Below are some records. Pull every line that contains the word "comunidad".

Stored records
• • •

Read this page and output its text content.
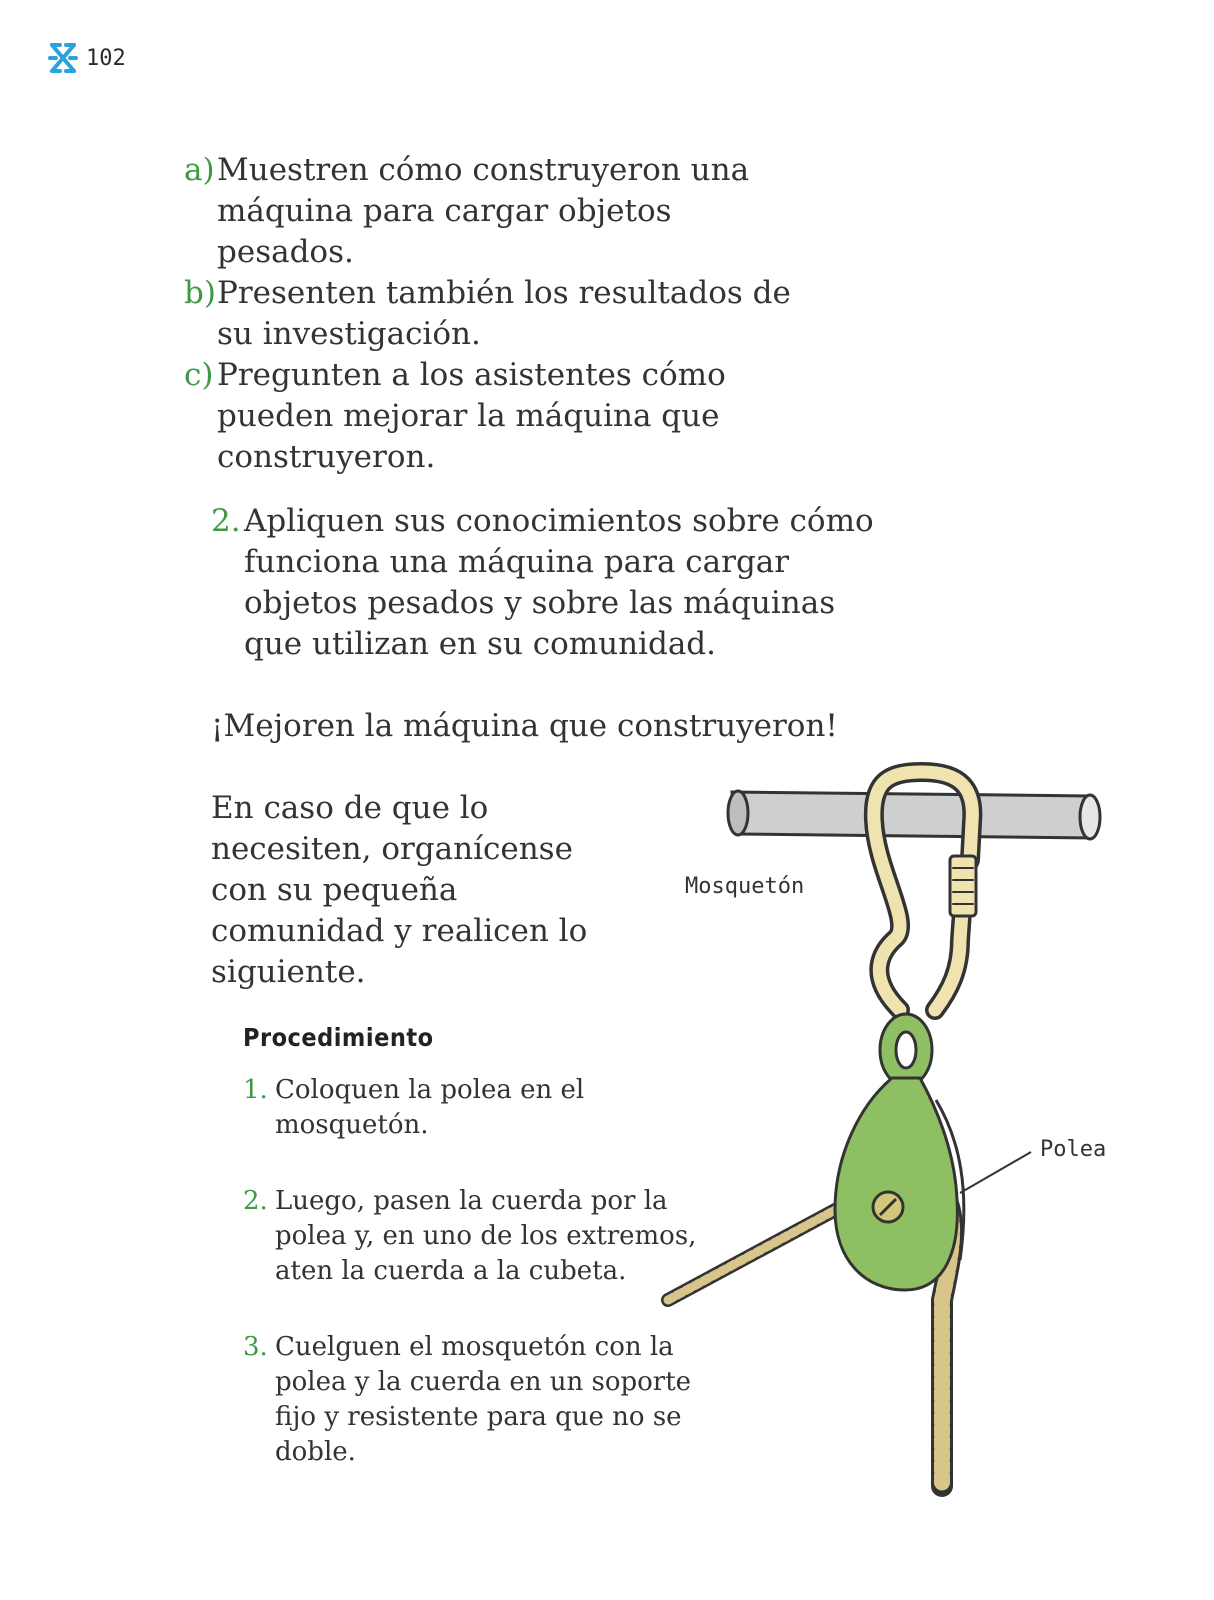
102
a) Muestren cómo construyeron una máquina para cargar objetos pesados.
b) Presenten también los resultados de su investigación.
c) Pregunten a los asistentes cómo pueden mejorar la máquina que construyeron.
2. Apliquen sus conocimientos sobre cómo funciona una máquina para cargar objetos pesados y sobre las máquinas que utilizan en su comunidad.
¡Mejoren la máquina que construyeron!
En caso de que lo necesiten, organícense con su pequeña comunidad y realicen lo siguiente.
Procedimiento
1. Coloquen la polea en el mosquetón.
2. Luego, pasen la cuerda por la polea y, en uno de los extremos, aten la cuerda a la cubeta.
3. Cuelguen el mosquetón con la polea y la cuerda en un soporte fijo y resistente para que no se doble.
Mosquetón
Polea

• • •

Result of the exercise:
2. Apliquen sus conocimientos sobre cómo funciona una máquina para cargar objetos pesados y sobre las máquinas que utilizan en su comunidad.
En caso de que lo necesiten, organícense con su pequeña comunidad y realicen lo siguiente.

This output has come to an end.